### WHAT THE EXERCISE ASKS
Extract the lines that carry the string "this" from the listing.

### SUPPLIED MATERIAL
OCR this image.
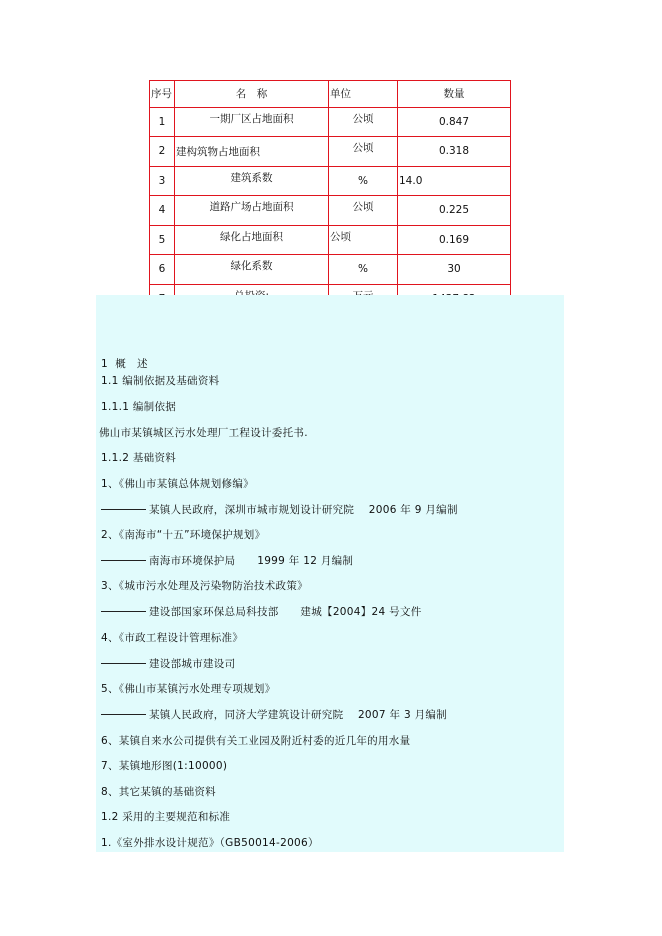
序号	名　称	单位	数量
1	一期厂区占地面积	公顷	0.847
2	建构筑物占地面积	公顷	0.318
3	建筑系数	%	14.0
4	道路广场占地面积	公顷	0.225
5	绿化占地面积	公顷	0.169
6	绿化系数	%	30

1  概   述
1.1 编制依据及基础资料
1.1.1 编制依据
佛山市某镇城区污水处理厂工程设计委托书.
1.1.2 基础资料
1、《佛山市某镇总体规划修编》
某镇人民政府，深圳市城市规划设计研究院    2006 年 9 月编制
2、《南海市“十五”环境保护规划》
南海市环境保护局      1999 年 12 月编制
3、《城市污水处理及污染物防治技术政策》
建设部国家环保总局科技部      建城【2004】24 号文件
4、《市政工程设计管理标准》
建设部城市建设司
5、《佛山市某镇污水处理专项规划》
某镇人民政府，同济大学建筑设计研究院    2007 年 3 月编制
6、某镇自来水公司提供有关工业园及附近村委的近几年的用水量
7、某镇地形图(1:10000)
8、其它某镇的基础资料
1.2 采用的主要规范和标准
1.《室外排水设计规范》（GB50014-2006）
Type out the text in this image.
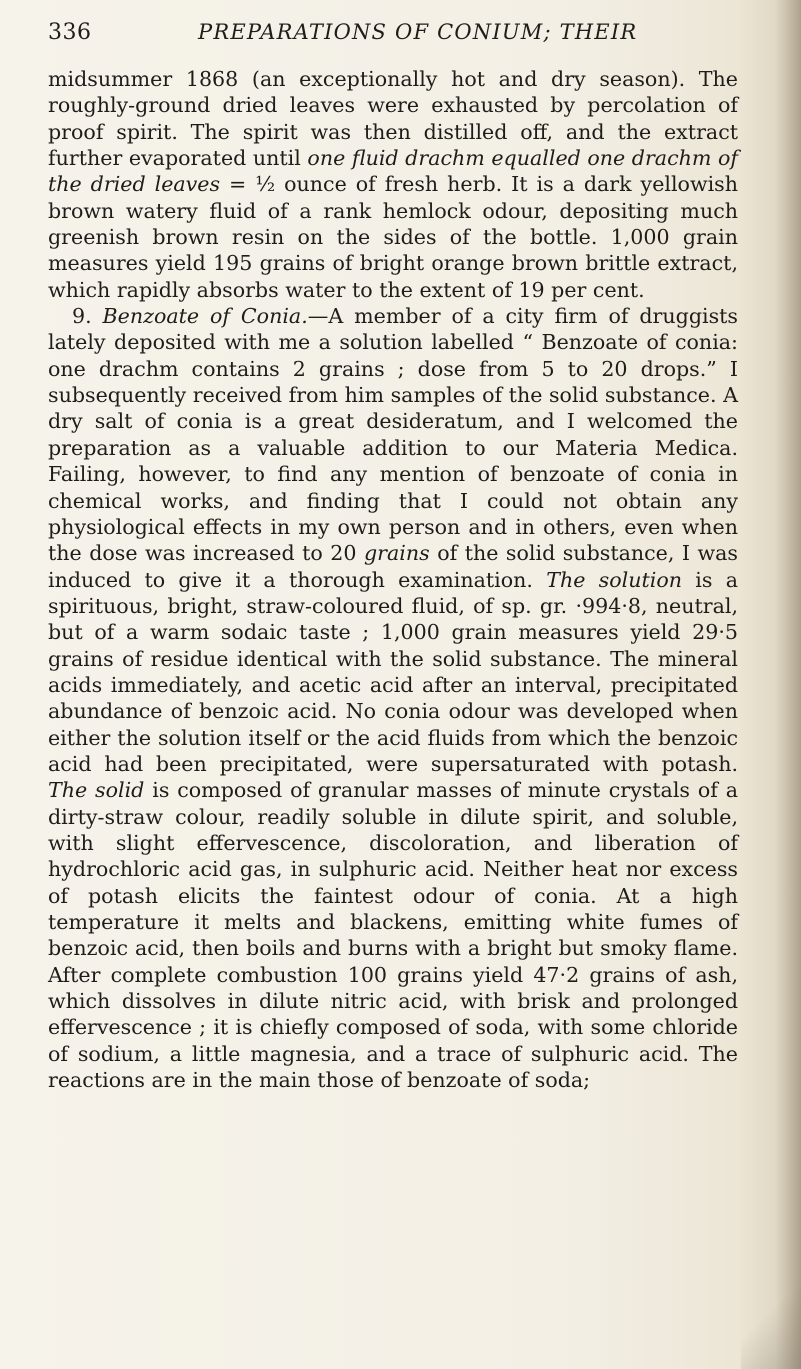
336	PREPARATIONS OF CONIUM; THEIR

midsummer 1868 (an exceptionally hot and dry season). The roughly-ground dried leaves were exhausted by percolation of proof spirit. The spirit was then distilled off, and the extract further evaporated until one fluid drachm equalled one drachm of the dried leaves = ½ ounce of fresh herb. It is a dark yellowish brown watery fluid of a rank hemlock odour, depositing much greenish brown resin on the sides of the bottle. 1,000 grain measures yield 195 grains of bright orange brown brittle extract, which rapidly absorbs water to the extent of 19 per cent.

9. Benzoate of Conia.—A member of a city firm of druggists lately deposited with me a solution labelled “ Benzoate of conia: one drachm contains 2 grains ; dose from 5 to 20 drops.” I subsequently received from him samples of the solid substance. A dry salt of conia is a great desideratum, and I welcomed the preparation as a valuable addition to our Materia Medica. Failing, however, to find any mention of benzoate of conia in chemical works, and finding that I could not obtain any physiological effects in my own person and in others, even when the dose was increased to 20 grains of the solid substance, I was induced to give it a thorough examination. The solution is a spirituous, bright, straw-coloured fluid, of sp. gr. ·994·8, neutral, but of a warm sodaic taste ; 1,000 grain measures yield 29·5 grains of residue identical with the solid substance. The mineral acids immediately, and acetic acid after an interval, precipitated abundance of benzoic acid. No conia odour was developed when either the solution itself or the acid fluids from which the benzoic acid had been precipitated, were supersaturated with potash. The solid is composed of granular masses of minute crystals of a dirty-straw colour, readily soluble in dilute spirit, and soluble, with slight effervescence, discoloration, and liberation of hydrochloric acid gas, in sulphuric acid. Neither heat nor excess of potash elicits the faintest odour of conia. At a high temperature it melts and blackens, emitting white fumes of benzoic acid, then boils and burns with a bright but smoky flame. After complete combustion 100 grains yield 47·2 grains of ash, which dissolves in dilute nitric acid, with brisk and prolonged effervescence ; it is chiefly composed of soda, with some chloride of sodium, a little magnesia, and a trace of sulphuric acid. The reactions are in the main those of benzoate of soda;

### ANSWER TO THE PROBLEM
OCR this image.
Type out the text in this image.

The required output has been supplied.